TASK:
Rewrite the lecture notes on cataract surgery after vitrectomy, starting at "PHACOEMULSIFICATION AND LENS" and ending at "(missing peripheral vision)", and swap "submacular hemorrhage" for "subretinal hemorrhage".

PROVIDED TEXT:
From the 23rd Annual Current Concepts in Ophthalmology, presented July 16, 2005, by the San Diego Eye Bank

PHACOEMULSIFICATION AND LENS IMPLANTATION AFTER PARS PLANA VITRECTOMY —Kevin M. Miller, MD, Professor of Clinical Ophthalmology, Jules Stein Eye Institute, The David Geffen School of Medicine at the University of California, Los Angeles
Typical patient: 76-yr-old man; 5 yr after pars plana vitrectomy for drainage of submacular hemorrhage in right eye; some dry macular degeneration in left eye; did not have good visual acuity (VA) before cataract developed, but complaining about inability to drive comfortably (missing peripheral vision)
Retrospective study by speaker and Samuel Masket: patients operated on from 1990-1996; all had phacoemulsification after pars plana vitrectomy; 44 eyes; mean age slightly younger than seen in typical cataract practice; average interval from vitrectomy to phacoemulsion 20 mo, average from phacoemulsification to final examination 19 months; primary indications for vitrectomy included epiretinal membrane, macular hole, proliferative diabetic retinopathy (PDR), and vitreous hemorrhage
Best corrected visual acuity (BCVA): preoperative—average 20/125; no eyes >20/30, 11 eyes <20/400; 6 wk postsurgery—median improvement from 20/125 to 20/40; 12 eyes 20/20, 16 eyes 20/25 to 20/40; only 1 eye <20/ 400; final—median 20/30; 20/40 in 75% of cases; poor vision after surgery always related to preexisting macular pathology
Common macular pathologies identified after surgery: edema; ischemia; scars; choroidal neovascular membranes; epiretinal membranes; sequelae from retinal detachments
Complications: unplanned intraoperative—“trampoline effect,” ie, problematic fluctuation in chamber depth of iris lens diaphragm due to lack of vitreous support (seen in only 2 cases); posterior capsule plaque (seen in 10 of 44 eyes; in some cases, plaque so severe, primary posterior capsulorrhexis required for removal); posterior capsule rupture (seen in 1 eye); vitreous loss (4 cases; 3 in eyes that had primary posterior capsulorrhexis); early postoperative (1 wk after surgery)—moderate-to-severe corneal edema; blepharoptosis; moderate-to-severe postoperative iritis; vitreous through pupil; late postoperative complications (>1 wk after surgery)—left blepharoptosis (1 case); posterior capsule opacification (most frequent complication of cataract surgery; affects 33% of eyes; new or persistent macular edema (also major complication); epiretinal membranes (very common)

DATASET ENTRIES:
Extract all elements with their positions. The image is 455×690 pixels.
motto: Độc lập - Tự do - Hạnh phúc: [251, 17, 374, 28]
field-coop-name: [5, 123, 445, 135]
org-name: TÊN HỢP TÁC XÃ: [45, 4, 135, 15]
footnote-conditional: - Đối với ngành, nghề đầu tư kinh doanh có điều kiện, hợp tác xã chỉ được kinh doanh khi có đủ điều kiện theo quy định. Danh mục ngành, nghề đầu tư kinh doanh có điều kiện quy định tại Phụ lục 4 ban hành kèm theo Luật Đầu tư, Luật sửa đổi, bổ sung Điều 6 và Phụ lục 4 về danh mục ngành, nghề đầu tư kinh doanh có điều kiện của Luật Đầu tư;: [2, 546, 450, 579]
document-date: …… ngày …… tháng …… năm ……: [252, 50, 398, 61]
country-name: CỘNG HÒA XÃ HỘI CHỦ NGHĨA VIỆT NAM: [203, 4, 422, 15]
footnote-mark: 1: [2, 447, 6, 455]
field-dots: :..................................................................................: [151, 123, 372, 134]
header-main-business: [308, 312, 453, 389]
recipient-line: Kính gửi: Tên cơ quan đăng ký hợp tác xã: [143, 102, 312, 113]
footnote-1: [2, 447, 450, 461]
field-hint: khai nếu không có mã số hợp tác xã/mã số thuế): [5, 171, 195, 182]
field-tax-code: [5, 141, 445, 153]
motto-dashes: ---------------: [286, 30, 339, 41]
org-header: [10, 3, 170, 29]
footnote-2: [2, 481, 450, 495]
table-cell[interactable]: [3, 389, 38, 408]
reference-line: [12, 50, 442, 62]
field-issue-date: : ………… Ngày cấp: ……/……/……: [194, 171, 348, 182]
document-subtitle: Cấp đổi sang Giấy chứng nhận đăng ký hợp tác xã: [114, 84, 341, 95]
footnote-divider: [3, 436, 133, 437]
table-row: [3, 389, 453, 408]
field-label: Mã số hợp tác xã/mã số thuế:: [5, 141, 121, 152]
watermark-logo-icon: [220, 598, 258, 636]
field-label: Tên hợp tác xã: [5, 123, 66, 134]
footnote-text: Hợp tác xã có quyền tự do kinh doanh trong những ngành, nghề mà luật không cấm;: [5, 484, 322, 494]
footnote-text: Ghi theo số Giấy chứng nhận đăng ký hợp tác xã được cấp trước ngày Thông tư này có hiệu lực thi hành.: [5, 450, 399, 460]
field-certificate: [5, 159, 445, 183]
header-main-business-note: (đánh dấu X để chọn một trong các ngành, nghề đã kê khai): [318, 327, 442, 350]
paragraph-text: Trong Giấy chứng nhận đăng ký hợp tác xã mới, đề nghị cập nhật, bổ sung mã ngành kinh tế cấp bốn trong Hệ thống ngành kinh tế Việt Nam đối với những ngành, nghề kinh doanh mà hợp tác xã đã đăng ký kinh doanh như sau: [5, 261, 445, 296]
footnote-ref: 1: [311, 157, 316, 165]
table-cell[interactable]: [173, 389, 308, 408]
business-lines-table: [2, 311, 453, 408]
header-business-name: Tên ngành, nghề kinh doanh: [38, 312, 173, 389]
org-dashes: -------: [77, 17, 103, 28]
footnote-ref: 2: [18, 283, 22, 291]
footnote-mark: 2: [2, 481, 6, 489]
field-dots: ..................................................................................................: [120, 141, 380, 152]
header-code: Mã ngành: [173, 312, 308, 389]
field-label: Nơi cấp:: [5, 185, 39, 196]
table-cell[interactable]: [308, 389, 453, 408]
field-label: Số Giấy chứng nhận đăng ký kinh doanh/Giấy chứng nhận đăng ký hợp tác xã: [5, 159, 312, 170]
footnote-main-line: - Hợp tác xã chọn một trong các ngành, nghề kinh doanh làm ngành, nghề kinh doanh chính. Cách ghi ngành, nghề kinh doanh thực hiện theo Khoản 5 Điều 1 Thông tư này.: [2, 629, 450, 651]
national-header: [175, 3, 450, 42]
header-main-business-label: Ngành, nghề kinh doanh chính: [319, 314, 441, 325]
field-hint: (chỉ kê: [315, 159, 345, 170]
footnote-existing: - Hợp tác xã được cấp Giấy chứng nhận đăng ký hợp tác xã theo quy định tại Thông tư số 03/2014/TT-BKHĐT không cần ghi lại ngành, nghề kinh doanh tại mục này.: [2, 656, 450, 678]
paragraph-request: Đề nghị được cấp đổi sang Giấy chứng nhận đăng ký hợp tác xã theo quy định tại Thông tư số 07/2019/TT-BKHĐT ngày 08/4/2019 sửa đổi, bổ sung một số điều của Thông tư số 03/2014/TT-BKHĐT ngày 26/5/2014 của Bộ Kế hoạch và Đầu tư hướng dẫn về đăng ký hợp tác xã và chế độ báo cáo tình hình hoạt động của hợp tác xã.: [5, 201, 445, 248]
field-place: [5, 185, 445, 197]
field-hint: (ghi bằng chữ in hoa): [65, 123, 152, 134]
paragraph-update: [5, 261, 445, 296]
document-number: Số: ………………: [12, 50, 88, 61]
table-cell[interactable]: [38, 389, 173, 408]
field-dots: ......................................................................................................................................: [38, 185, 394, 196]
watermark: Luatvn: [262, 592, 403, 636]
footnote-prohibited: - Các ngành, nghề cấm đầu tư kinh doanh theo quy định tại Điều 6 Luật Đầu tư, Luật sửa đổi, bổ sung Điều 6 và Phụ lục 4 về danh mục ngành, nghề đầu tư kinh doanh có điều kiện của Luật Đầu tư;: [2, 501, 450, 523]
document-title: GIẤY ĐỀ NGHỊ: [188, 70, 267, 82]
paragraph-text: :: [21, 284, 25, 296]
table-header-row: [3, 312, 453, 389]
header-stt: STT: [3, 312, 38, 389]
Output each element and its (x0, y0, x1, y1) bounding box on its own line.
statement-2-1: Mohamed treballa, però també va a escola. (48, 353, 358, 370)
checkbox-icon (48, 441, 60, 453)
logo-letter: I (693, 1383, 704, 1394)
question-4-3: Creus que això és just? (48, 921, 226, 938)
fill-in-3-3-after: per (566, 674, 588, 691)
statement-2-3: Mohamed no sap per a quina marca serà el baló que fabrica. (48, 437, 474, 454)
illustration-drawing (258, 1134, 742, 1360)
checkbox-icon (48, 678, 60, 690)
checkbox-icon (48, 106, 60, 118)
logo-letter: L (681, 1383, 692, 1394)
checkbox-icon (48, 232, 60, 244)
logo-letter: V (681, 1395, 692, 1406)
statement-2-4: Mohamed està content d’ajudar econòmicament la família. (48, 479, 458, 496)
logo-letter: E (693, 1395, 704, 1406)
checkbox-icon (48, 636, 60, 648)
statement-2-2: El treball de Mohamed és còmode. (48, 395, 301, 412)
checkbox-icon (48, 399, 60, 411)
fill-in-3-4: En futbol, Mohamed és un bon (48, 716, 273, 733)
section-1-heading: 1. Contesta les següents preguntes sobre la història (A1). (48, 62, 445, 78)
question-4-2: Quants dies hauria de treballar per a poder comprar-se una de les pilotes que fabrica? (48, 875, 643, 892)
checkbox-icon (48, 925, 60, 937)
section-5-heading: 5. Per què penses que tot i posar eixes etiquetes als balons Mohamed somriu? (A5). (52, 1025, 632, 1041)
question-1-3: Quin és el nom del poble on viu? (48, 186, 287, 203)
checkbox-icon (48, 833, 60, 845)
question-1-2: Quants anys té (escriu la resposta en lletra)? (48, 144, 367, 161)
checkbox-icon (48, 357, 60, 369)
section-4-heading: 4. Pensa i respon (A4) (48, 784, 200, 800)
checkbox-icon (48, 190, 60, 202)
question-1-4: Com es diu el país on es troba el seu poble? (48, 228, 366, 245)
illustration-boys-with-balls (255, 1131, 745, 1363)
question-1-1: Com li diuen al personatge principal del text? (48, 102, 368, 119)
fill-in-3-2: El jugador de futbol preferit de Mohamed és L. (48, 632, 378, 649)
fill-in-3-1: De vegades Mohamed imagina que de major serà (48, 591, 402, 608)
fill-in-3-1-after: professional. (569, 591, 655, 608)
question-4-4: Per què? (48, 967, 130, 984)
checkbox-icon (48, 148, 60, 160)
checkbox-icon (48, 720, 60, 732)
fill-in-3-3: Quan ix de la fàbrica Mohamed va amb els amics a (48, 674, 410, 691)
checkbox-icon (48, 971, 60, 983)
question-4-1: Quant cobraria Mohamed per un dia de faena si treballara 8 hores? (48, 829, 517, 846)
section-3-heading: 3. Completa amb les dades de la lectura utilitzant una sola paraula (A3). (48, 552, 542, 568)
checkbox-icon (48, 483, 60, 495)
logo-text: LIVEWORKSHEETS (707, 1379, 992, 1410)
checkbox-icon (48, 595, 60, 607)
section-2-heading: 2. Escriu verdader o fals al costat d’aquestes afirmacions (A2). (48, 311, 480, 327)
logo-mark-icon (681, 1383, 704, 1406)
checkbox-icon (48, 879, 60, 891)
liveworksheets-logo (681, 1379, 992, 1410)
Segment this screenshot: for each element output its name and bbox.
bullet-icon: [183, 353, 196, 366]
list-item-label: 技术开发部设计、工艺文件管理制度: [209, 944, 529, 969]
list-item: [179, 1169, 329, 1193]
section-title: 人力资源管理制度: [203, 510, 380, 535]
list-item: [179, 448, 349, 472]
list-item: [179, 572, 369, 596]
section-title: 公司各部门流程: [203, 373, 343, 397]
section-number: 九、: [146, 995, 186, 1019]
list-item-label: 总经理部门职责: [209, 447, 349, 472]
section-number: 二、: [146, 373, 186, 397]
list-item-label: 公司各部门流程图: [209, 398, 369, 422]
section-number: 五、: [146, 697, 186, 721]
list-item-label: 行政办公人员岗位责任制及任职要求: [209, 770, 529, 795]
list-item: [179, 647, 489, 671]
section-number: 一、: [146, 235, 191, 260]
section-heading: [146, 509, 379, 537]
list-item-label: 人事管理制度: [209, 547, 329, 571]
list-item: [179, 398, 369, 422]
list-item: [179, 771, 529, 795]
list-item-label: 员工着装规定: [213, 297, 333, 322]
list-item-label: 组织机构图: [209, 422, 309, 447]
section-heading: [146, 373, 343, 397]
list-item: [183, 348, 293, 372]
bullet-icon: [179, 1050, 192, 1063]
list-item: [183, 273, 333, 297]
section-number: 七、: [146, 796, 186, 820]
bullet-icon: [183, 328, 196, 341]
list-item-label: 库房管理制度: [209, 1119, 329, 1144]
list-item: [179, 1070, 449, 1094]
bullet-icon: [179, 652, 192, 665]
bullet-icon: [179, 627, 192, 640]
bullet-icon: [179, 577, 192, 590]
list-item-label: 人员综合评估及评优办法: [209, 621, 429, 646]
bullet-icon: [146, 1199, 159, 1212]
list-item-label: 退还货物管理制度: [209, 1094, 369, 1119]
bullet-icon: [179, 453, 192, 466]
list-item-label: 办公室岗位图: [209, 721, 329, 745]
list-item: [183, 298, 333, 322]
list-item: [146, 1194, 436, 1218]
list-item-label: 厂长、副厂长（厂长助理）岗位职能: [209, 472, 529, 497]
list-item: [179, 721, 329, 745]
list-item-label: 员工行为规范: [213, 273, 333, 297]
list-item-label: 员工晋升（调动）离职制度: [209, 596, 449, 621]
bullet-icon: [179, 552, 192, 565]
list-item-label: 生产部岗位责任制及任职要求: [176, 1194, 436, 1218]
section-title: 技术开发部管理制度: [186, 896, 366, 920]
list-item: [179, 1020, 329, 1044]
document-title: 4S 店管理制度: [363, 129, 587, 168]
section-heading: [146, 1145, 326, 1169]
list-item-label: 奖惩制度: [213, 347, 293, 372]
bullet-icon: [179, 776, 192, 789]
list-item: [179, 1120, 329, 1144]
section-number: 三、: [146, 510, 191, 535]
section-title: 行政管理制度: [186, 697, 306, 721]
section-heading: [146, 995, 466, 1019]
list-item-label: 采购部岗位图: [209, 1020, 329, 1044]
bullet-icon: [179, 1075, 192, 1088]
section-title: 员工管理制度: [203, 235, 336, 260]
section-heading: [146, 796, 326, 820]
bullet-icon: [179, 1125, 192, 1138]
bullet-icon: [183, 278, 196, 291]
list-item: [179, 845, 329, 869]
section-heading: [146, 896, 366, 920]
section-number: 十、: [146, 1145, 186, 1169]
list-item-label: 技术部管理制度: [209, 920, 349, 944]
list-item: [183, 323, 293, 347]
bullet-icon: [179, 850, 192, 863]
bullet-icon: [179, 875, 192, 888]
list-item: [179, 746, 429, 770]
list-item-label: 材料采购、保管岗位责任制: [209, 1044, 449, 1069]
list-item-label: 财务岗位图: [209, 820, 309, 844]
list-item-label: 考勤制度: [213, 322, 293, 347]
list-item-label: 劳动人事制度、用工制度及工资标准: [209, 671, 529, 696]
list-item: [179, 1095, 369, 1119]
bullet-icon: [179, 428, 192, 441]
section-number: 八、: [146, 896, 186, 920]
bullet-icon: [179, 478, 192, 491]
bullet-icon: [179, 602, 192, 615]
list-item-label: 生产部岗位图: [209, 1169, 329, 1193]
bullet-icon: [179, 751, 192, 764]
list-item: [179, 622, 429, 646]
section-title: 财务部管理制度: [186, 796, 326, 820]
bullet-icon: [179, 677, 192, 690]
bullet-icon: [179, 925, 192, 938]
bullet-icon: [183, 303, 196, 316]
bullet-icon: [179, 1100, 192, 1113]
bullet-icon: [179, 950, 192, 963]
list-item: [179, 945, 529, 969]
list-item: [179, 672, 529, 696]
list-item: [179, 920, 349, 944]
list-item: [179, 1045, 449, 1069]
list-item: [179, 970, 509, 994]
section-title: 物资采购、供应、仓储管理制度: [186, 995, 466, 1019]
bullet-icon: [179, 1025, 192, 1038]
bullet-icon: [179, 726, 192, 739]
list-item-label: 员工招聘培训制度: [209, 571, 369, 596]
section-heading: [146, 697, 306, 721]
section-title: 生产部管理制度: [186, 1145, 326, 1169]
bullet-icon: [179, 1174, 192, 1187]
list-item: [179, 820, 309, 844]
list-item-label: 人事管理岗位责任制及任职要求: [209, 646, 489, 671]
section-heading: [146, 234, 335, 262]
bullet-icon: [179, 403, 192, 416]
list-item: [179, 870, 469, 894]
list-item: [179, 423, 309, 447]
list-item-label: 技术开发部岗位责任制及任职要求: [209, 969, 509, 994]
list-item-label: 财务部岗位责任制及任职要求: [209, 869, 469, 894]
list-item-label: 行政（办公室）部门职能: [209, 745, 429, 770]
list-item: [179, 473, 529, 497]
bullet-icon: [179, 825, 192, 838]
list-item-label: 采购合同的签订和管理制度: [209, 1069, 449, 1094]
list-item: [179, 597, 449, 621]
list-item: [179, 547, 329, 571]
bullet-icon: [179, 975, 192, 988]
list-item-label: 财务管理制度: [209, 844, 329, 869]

WRITTEN SOLUTION:
PHACOEMULSIFICATION AND LENS IMPLANTATION AFTER PARS PLANA VITRECTOMY —Kevin M. Miller, MD, Professor of Clinical Ophthalmology, Jules Stein Eye Institute, The David Geffen School of Medicine at the University of California, Los Angeles
Typical patient: 76-yr-old man; 5 yr after pars plana vitrectomy for drainage of subretinal hemorrhage in right eye; some dry macular degeneration in left eye; did not have good visual acuity (VA) before cataract developed, but complaining about inability to drive comfortably (missing peripheral vision)